* [Document extract]:
• • • • •

[X2Go-User] Latency Issues

Nirav Shah shah.niravk at gmail.com
Sat Nov 23 22:47:23 CET 2013


Thanks Steve and Mike for the guidance you have provided. I really
appreciate your help.

My servers are available in California and the developers are working in
Europe and in India. So the ping time varies from 150 ms to 400 ms. I have
selected ADSL with 16m-jpeg connection. The developers are accessing Linux
environment with GNome. They use some Java 2D graphics for the development.
Their normal bandwidth (tested using Speedtest.net) is around 3-5 MBPS.

The replies from Mike and Steve, I understood that  for this kind of high
latency I should use "WAN" connection speed with compression method - "No
Pack". Is this my understanding correct?

 I have already set Image quality to 1 and disabled audio/print/shared
folder support.

I have also used libjpeg-turbo library on the server side (Linux OS).


Will this kind of setup work? If I upgrade hardware on my server/client,
will it make any difference? Can X2go handle this kind of latency issues
with some settings? Is there any minimum bandwidth required with this
latency?


Thanks,
Nirav


On Sat, Nov 23, 2013 at 4:24 PM, Mike Gabriel <
mike.gabriel at das-netzwerkteam.de> wrote:

> Hi all,
>
> thanks Steve for your contribution. Very good.
>
>
> On  Sa 23 Nov 2013 20:11:25 CET, Steve Bergman wrote:
>
>  I am using X2Go Client and we are facing Latency issues when
>>>
>> developers use it from different country and they use graphics
>> functionalities.

• • • • •

* [Raw records]:
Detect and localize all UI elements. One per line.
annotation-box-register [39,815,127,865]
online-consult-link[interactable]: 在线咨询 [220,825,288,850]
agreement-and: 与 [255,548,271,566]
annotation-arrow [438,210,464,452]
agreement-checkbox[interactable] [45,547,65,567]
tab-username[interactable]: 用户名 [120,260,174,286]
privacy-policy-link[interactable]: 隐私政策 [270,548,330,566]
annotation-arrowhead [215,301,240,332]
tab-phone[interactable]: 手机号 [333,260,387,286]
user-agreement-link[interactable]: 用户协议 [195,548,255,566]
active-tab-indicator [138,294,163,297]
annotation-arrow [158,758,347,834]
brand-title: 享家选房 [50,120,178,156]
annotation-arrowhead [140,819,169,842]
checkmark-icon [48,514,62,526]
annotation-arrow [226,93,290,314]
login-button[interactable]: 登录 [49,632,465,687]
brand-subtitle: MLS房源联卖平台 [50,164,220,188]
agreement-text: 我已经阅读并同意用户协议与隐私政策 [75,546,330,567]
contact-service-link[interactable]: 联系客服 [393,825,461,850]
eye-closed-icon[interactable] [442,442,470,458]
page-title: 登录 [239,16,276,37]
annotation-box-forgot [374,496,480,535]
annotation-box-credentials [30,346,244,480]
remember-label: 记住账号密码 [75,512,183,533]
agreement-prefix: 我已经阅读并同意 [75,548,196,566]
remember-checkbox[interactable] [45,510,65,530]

• • • • •

* [To do]:
a: Turn the paragraph of the email that begins "My servers are available in California" into a bulleted list that keeps its main facts.
b: Give the full name of every person the email names.
You can complete the work here without the entries.

* [Responses by task]:
a:
- Servers are in California; developers work in Europe and India.
- Ping time ranges from 150 ms to 400 ms.
- The connection is set to ADSL with 16m-jpeg.
- Developers use a Linux environment with GNome and some Java 2D graphics.
- Their normal bandwidth, tested with Speedtest.net, is about 3-5 MBPS.

b:
- Nirav Shah
- Mike Gabriel
- Steve Bergman